:: Given records ::
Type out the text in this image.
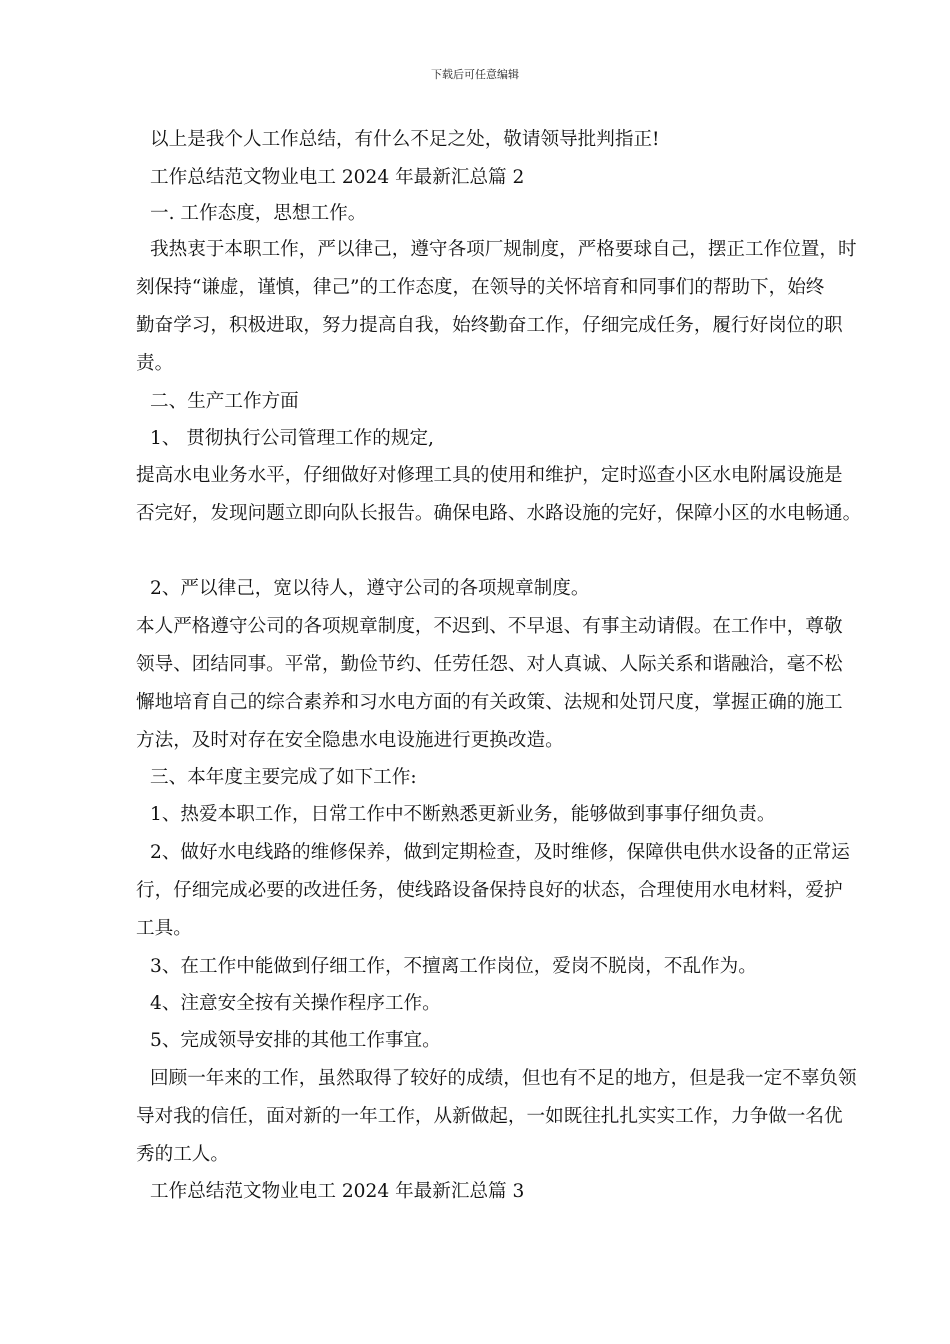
下载后可任意编辑
以上是我个人工作总结，有什么不足之处，敬请领导批判指正!
工作总结范文物业电工 2024 年最新汇总篇 2
一. 工作态度，思想工作。
我热衷于本职工作，严以律己，遵守各项厂规制度，严格要球自己，摆正工作位置，时
刻保持“谦虚，谨慎，律己”的工作态度，在领导的关怀培育和同事们的帮助下，始终
勤奋学习，积极进取，努力提高自我，始终勤奋工作，仔细完成任务，履行好岗位的职
责。
二、生产工作方面
1、 贯彻执行公司管理工作的规定,
提高水电业务水平，仔细做好对修理工具的使用和维护，定时巡查小区水电附属设施是
否完好，发现问题立即向队长报告。确保电路、水路设施的完好，保障小区的水电畅通。
2、严以律己，宽以待人，遵守公司的各项规章制度。
本人严格遵守公司的各项规章制度，不迟到、不早退、有事主动请假。在工作中，尊敬
领导、团结同事。平常，勤俭节约、任劳任怨、对人真诚、人际关系和谐融洽，毫不松
懈地培育自己的综合素养和习水电方面的有关政策、法规和处罚尺度，掌握正确的施工
方法，及时对存在安全隐患水电设施进行更换改造。
三、本年度主要完成了如下工作:
1、热爱本职工作，日常工作中不断熟悉更新业务，能够做到事事仔细负责。
2、做好水电线路的维修保养，做到定期检查，及时维修，保障供电供水设备的正常运
行，仔细完成必要的改进任务，使线路设备保持良好的状态，合理使用水电材料，爱护
工具。
3、在工作中能做到仔细工作，不擅离工作岗位，爱岗不脱岗，不乱作为。
4、注意安全按有关操作程序工作。
5、完成领导安排的其他工作事宜。
回顾一年来的工作，虽然取得了较好的成绩，但也有不足的地方，但是我一定不辜负领
导对我的信任，面对新的一年工作，从新做起，一如既往扎扎实实工作，力争做一名优
秀的工人。
工作总结范文物业电工 2024 年最新汇总篇 3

:: Description of the task ::
Ignore the images and quote every line of the listing exactly.

:: The answer ::
Type out the text in this image.
下载后可任意编辑
以上是我个人工作总结，有什么不足之处，敬请领导批判指正!
工作总结范文物业电工 2024 年最新汇总篇 2
一. 工作态度，思想工作。
我热衷于本职工作，严以律己，遵守各项厂规制度，严格要球自己，摆正工作位置，时
刻保持“谦虚，谨慎，律己”的工作态度，在领导的关怀培育和同事们的帮助下，始终
勤奋学习，积极进取，努力提高自我，始终勤奋工作，仔细完成任务，履行好岗位的职
责。
二、生产工作方面
1、 贯彻执行公司管理工作的规定,
提高水电业务水平，仔细做好对修理工具的使用和维护，定时巡查小区水电附属设施是
否完好，发现问题立即向队长报告。确保电路、水路设施的完好，保障小区的水电畅通。
2、严以律己，宽以待人，遵守公司的各项规章制度。
本人严格遵守公司的各项规章制度，不迟到、不早退、有事主动请假。在工作中，尊敬
领导、团结同事。平常，勤俭节约、任劳任怨、对人真诚、人际关系和谐融洽，毫不松
懈地培育自己的综合素养和习水电方面的有关政策、法规和处罚尺度，掌握正确的施工
方法，及时对存在安全隐患水电设施进行更换改造。
三、本年度主要完成了如下工作:
1、热爱本职工作，日常工作中不断熟悉更新业务，能够做到事事仔细负责。
2、做好水电线路的维修保养，做到定期检查，及时维修，保障供电供水设备的正常运
行，仔细完成必要的改进任务，使线路设备保持良好的状态，合理使用水电材料，爱护
工具。
3、在工作中能做到仔细工作，不擅离工作岗位，爱岗不脱岗，不乱作为。
4、注意安全按有关操作程序工作。
5、完成领导安排的其他工作事宜。
回顾一年来的工作，虽然取得了较好的成绩，但也有不足的地方，但是我一定不辜负领
导对我的信任，面对新的一年工作，从新做起，一如既往扎扎实实工作，力争做一名优
秀的工人。
工作总结范文物业电工 2024 年最新汇总篇 3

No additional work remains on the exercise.